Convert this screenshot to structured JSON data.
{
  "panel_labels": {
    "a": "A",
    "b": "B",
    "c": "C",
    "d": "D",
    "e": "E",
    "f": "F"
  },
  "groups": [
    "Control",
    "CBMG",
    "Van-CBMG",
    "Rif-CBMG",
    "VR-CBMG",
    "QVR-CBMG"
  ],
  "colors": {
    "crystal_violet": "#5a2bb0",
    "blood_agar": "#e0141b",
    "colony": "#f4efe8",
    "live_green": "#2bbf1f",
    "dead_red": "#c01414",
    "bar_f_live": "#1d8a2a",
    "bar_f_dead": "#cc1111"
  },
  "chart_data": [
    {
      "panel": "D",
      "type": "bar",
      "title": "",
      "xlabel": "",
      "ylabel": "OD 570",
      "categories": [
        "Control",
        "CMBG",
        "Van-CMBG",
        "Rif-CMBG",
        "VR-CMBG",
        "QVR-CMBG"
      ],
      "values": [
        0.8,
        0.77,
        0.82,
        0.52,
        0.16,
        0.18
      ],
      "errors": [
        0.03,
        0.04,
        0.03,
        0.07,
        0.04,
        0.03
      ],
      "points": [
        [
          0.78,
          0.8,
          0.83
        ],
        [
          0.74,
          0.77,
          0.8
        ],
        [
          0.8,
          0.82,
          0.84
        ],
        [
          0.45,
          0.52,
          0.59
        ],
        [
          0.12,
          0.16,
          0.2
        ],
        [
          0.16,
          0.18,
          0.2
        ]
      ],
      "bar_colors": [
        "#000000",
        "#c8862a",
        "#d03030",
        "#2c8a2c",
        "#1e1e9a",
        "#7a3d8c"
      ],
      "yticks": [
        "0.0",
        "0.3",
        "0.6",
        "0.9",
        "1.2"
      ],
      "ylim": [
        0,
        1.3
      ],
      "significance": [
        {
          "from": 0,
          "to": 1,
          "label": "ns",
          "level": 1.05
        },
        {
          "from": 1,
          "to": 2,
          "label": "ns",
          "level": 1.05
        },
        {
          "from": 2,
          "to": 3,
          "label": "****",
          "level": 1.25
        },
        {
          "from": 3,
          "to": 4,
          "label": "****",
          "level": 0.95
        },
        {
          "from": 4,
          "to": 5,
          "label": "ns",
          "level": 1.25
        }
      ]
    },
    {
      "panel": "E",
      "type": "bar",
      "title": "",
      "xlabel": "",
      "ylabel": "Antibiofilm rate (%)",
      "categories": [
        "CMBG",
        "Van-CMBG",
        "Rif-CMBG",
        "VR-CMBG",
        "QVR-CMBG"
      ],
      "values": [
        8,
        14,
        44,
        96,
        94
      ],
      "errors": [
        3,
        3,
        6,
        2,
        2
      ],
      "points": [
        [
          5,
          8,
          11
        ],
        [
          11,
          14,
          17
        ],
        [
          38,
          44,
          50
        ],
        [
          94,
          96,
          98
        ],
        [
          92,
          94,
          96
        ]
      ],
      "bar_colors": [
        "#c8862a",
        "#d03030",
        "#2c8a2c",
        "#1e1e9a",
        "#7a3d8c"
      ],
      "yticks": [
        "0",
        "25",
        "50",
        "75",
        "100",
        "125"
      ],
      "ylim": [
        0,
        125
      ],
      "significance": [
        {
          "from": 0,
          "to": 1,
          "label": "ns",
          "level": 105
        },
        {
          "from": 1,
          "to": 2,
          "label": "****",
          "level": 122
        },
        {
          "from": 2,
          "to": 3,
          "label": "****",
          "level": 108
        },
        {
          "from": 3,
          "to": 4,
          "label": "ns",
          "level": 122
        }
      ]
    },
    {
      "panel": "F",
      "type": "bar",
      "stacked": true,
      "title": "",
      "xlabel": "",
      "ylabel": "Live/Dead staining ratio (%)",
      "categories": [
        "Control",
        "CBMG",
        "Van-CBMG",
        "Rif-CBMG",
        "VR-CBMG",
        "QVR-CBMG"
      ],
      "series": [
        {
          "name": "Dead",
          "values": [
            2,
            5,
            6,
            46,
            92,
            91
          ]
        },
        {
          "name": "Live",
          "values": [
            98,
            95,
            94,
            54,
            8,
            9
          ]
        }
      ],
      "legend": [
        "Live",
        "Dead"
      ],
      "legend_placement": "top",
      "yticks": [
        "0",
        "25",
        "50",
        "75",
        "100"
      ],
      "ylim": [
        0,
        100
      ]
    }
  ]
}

__________________________________________________

### Problem to solve:
Transcribe every entry verbatim.

### Result:
Convert this screenshot to structured JSON data.
{
  "panel_labels": {
    "a": "A",
    "b": "B",
    "c": "C",
    "d": "D",
    "e": "E",
    "f": "F"
  },
  "groups": [
    "Control",
    "CBMG",
    "Van-CBMG",
    "Rif-CBMG",
    "VR-CBMG",
    "QVR-CBMG"
  ],
  "colors": {
    "crystal_violet": "#5a2bb0",
    "blood_agar": "#e0141b",
    "colony": "#f4efe8",
    "live_green": "#2bbf1f",
    "dead_red": "#c01414",
    "bar_f_live": "#1d8a2a",
    "bar_f_dead": "#cc1111"
  },
  "chart_data": [
    {
      "panel": "D",
      "type": "bar",
      "title": "",
      "xlabel": "",
      "ylabel": "OD 570",
      "categories": [
        "Control",
        "CMBG",
        "Van-CMBG",
        "Rif-CMBG",
        "VR-CMBG",
        "QVR-CMBG"
      ],
      "values": [
        0.8,
        0.77,
        0.82,
        0.52,
        0.16,
        0.18
      ],
      "errors": [
        0.03,
        0.04,
        0.03,
        0.07,
        0.04,
        0.03
      ],
      "points": [
        [
          0.78,
          0.8,
          0.83
        ],
        [
          0.74,
          0.77,
          0.8
        ],
        [
          0.8,
          0.82,
          0.84
        ],
        [
          0.45,
          0.52,
          0.59
        ],
        [
          0.12,
          0.16,
          0.2
        ],
        [
          0.16,
          0.18,
          0.2
        ]
      ],
      "bar_colors": [
        "#000000",
        "#c8862a",
        "#d03030",
        "#2c8a2c",
        "#1e1e9a",
        "#7a3d8c"
      ],
      "yticks": [
        "0.0",
        "0.3",
        "0.6",
        "0.9",
        "1.2"
      ],
      "ylim": [
        0,
        1.3
      ],
      "significance": [
        {
          "from": 0,
          "to": 1,
          "label": "ns",
          "level": 1.05
        },
        {
          "from": 1,
          "to": 2,
          "label": "ns",
          "level": 1.05
        },
        {
          "from": 2,
          "to": 3,
          "label": "****",
          "level": 1.25
        },
        {
          "from": 3,
          "to": 4,
          "label": "****",
          "level": 0.95
        },
        {
          "from": 4,
          "to": 5,
          "label": "ns",
          "level": 1.25
        }
      ]
    },
    {
      "panel": "E",
      "type": "bar",
      "title": "",
      "xlabel": "",
      "ylabel": "Antibiofilm rate (%)",
      "categories": [
        "CMBG",
        "Van-CMBG",
        "Rif-CMBG",
        "VR-CMBG",
        "QVR-CMBG"
      ],
      "values": [
        8,
        14,
        44,
        96,
        94
      ],
      "errors": [
        3,
        3,
        6,
        2,
        2
      ],
      "points": [
        [
          5,
          8,
          11
        ],
        [
          11,
          14,
          17
        ],
        [
          38,
          44,
          50
        ],
        [
          94,
          96,
          98
        ],
        [
          92,
          94,
          96
        ]
      ],
      "bar_colors": [
        "#c8862a",
        "#d03030",
        "#2c8a2c",
        "#1e1e9a",
        "#7a3d8c"
      ],
      "yticks": [
        "0",
        "25",
        "50",
        "75",
        "100",
        "125"
      ],
      "ylim": [
        0,
        125
      ],
      "significance": [
        {
          "from": 0,
          "to": 1,
          "label": "ns",
          "level": 105
        },
        {
          "from": 1,
          "to": 2,
          "label": "****",
          "level": 122
        },
        {
          "from": 2,
          "to": 3,
          "label": "****",
          "level": 108
        },
        {
          "from": 3,
          "to": 4,
          "label": "ns",
          "level": 122
        }
      ]
    },
    {
      "panel": "F",
      "type": "bar",
      "stacked": true,
      "title": "",
      "xlabel": "",
      "ylabel": "Live/Dead staining ratio (%)",
      "categories": [
        "Control",
        "CBMG",
        "Van-CBMG",
        "Rif-CBMG",
        "VR-CBMG",
        "QVR-CBMG"
      ],
      "series": [
        {
          "name": "Dead",
          "values": [
            2,
            5,
            6,
            46,
            92,
            91
          ]
        },
        {
          "name": "Live",
          "values": [
            98,
            95,
            94,
            54,
            8,
            9
          ]
        }
      ],
      "legend": [
        "Live",
        "Dead"
      ],
      "legend_placement": "top",
      "yticks": [
        "0",
        "25",
        "50",
        "75",
        "100"
      ],
      "ylim": [
        0,
        100
      ]
    }
  ]
}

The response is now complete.